### Rows from a figure dataset
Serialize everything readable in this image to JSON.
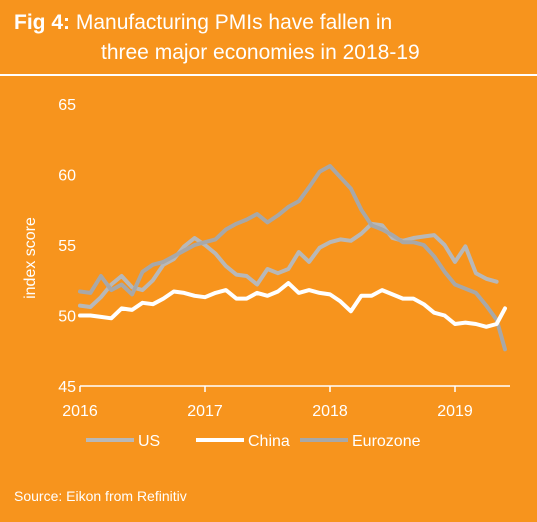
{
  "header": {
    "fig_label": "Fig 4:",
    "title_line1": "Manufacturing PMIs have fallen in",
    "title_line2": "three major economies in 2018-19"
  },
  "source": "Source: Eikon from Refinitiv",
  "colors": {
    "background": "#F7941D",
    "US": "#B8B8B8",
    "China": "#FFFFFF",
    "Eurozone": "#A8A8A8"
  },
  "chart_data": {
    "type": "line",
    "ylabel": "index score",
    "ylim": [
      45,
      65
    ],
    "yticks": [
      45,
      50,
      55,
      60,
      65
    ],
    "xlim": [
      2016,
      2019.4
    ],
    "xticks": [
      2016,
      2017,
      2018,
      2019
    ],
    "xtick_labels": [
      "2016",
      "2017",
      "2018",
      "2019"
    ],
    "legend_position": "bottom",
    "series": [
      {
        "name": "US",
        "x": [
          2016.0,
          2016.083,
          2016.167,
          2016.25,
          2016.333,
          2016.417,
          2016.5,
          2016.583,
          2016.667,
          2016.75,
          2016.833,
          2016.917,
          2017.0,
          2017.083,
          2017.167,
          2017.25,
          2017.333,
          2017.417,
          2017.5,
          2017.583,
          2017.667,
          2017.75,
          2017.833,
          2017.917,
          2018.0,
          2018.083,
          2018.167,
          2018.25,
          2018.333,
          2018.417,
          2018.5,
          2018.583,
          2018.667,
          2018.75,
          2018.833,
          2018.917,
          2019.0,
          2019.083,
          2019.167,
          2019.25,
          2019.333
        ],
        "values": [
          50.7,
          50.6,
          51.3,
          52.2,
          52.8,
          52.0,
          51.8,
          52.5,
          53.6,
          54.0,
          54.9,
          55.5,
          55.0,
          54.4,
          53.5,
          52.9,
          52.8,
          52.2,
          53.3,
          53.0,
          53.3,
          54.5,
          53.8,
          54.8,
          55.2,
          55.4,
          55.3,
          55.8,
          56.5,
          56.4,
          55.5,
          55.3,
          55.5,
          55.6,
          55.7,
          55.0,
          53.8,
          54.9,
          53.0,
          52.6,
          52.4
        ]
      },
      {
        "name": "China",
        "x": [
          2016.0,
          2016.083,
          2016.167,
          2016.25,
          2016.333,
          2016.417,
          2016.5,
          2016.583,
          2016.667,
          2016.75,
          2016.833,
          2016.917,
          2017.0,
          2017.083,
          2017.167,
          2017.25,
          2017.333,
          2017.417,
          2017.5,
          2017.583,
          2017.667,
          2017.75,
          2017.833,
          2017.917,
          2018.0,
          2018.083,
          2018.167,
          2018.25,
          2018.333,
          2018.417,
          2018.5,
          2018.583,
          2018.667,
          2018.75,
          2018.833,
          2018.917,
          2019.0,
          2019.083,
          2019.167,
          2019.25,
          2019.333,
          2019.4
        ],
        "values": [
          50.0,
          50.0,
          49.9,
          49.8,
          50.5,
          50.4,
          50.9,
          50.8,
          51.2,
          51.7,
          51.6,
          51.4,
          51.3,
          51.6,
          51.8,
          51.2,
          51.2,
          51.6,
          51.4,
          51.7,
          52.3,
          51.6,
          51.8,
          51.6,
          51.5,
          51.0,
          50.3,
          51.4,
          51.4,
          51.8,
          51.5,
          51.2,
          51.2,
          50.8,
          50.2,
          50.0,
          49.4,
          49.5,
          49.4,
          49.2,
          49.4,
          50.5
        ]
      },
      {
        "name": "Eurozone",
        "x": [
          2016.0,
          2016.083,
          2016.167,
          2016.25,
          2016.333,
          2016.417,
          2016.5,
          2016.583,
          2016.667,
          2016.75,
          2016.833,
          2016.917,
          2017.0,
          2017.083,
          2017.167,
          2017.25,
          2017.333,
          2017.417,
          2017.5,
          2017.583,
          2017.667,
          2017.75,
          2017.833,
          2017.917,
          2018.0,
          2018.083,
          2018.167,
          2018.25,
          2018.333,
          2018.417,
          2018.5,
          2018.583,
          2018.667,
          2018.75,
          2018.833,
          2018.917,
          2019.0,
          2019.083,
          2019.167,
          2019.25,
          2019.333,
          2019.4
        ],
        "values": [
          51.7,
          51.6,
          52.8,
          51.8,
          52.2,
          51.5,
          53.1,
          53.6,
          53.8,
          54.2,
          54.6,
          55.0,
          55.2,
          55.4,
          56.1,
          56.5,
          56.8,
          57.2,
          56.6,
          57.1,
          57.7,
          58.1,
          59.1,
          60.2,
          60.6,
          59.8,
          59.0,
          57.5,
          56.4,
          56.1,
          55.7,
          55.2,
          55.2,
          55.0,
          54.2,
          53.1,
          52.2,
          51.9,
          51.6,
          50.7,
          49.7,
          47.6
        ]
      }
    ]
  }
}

### Job
Omit the pictures, then quote the rest of the material above exactly.

### Final result
Serialize everything readable in this image to JSON.
{
  "header": {
    "fig_label": "Fig 4:",
    "title_line1": "Manufacturing PMIs have fallen in",
    "title_line2": "three major economies in 2018-19"
  },
  "source": "Source: Eikon from Refinitiv",
  "colors": {
    "background": "#F7941D",
    "US": "#B8B8B8",
    "China": "#FFFFFF",
    "Eurozone": "#A8A8A8"
  },
  "chart_data": {
    "type": "line",
    "ylabel": "index score",
    "ylim": [
      45,
      65
    ],
    "yticks": [
      45,
      50,
      55,
      60,
      65
    ],
    "xlim": [
      2016,
      2019.4
    ],
    "xticks": [
      2016,
      2017,
      2018,
      2019
    ],
    "xtick_labels": [
      "2016",
      "2017",
      "2018",
      "2019"
    ],
    "legend_position": "bottom",
    "series": [
      {
        "name": "US",
        "x": [
          2016.0,
          2016.083,
          2016.167,
          2016.25,
          2016.333,
          2016.417,
          2016.5,
          2016.583,
          2016.667,
          2016.75,
          2016.833,
          2016.917,
          2017.0,
          2017.083,
          2017.167,
          2017.25,
          2017.333,
          2017.417,
          2017.5,
          2017.583,
          2017.667,
          2017.75,
          2017.833,
          2017.917,
          2018.0,
          2018.083,
          2018.167,
          2018.25,
          2018.333,
          2018.417,
          2018.5,
          2018.583,
          2018.667,
          2018.75,
          2018.833,
          2018.917,
          2019.0,
          2019.083,
          2019.167,
          2019.25,
          2019.333
        ],
        "values": [
          50.7,
          50.6,
          51.3,
          52.2,
          52.8,
          52.0,
          51.8,
          52.5,
          53.6,
          54.0,
          54.9,
          55.5,
          55.0,
          54.4,
          53.5,
          52.9,
          52.8,
          52.2,
          53.3,
          53.0,
          53.3,
          54.5,
          53.8,
          54.8,
          55.2,
          55.4,
          55.3,
          55.8,
          56.5,
          56.4,
          55.5,
          55.3,
          55.5,
          55.6,
          55.7,
          55.0,
          53.8,
          54.9,
          53.0,
          52.6,
          52.4
        ]
      },
      {
        "name": "China",
        "x": [
          2016.0,
          2016.083,
          2016.167,
          2016.25,
          2016.333,
          2016.417,
          2016.5,
          2016.583,
          2016.667,
          2016.75,
          2016.833,
          2016.917,
          2017.0,
          2017.083,
          2017.167,
          2017.25,
          2017.333,
          2017.417,
          2017.5,
          2017.583,
          2017.667,
          2017.75,
          2017.833,
          2017.917,
          2018.0,
          2018.083,
          2018.167,
          2018.25,
          2018.333,
          2018.417,
          2018.5,
          2018.583,
          2018.667,
          2018.75,
          2018.833,
          2018.917,
          2019.0,
          2019.083,
          2019.167,
          2019.25,
          2019.333,
          2019.4
        ],
        "values": [
          50.0,
          50.0,
          49.9,
          49.8,
          50.5,
          50.4,
          50.9,
          50.8,
          51.2,
          51.7,
          51.6,
          51.4,
          51.3,
          51.6,
          51.8,
          51.2,
          51.2,
          51.6,
          51.4,
          51.7,
          52.3,
          51.6,
          51.8,
          51.6,
          51.5,
          51.0,
          50.3,
          51.4,
          51.4,
          51.8,
          51.5,
          51.2,
          51.2,
          50.8,
          50.2,
          50.0,
          49.4,
          49.5,
          49.4,
          49.2,
          49.4,
          50.5
        ]
      },
      {
        "name": "Eurozone",
        "x": [
          2016.0,
          2016.083,
          2016.167,
          2016.25,
          2016.333,
          2016.417,
          2016.5,
          2016.583,
          2016.667,
          2016.75,
          2016.833,
          2016.917,
          2017.0,
          2017.083,
          2017.167,
          2017.25,
          2017.333,
          2017.417,
          2017.5,
          2017.583,
          2017.667,
          2017.75,
          2017.833,
          2017.917,
          2018.0,
          2018.083,
          2018.167,
          2018.25,
          2018.333,
          2018.417,
          2018.5,
          2018.583,
          2018.667,
          2018.75,
          2018.833,
          2018.917,
          2019.0,
          2019.083,
          2019.167,
          2019.25,
          2019.333,
          2019.4
        ],
        "values": [
          51.7,
          51.6,
          52.8,
          51.8,
          52.2,
          51.5,
          53.1,
          53.6,
          53.8,
          54.2,
          54.6,
          55.0,
          55.2,
          55.4,
          56.1,
          56.5,
          56.8,
          57.2,
          56.6,
          57.1,
          57.7,
          58.1,
          59.1,
          60.2,
          60.6,
          59.8,
          59.0,
          57.5,
          56.4,
          56.1,
          55.7,
          55.2,
          55.2,
          55.0,
          54.2,
          53.1,
          52.2,
          51.9,
          51.6,
          50.7,
          49.7,
          47.6
        ]
      }
    ]
  }
}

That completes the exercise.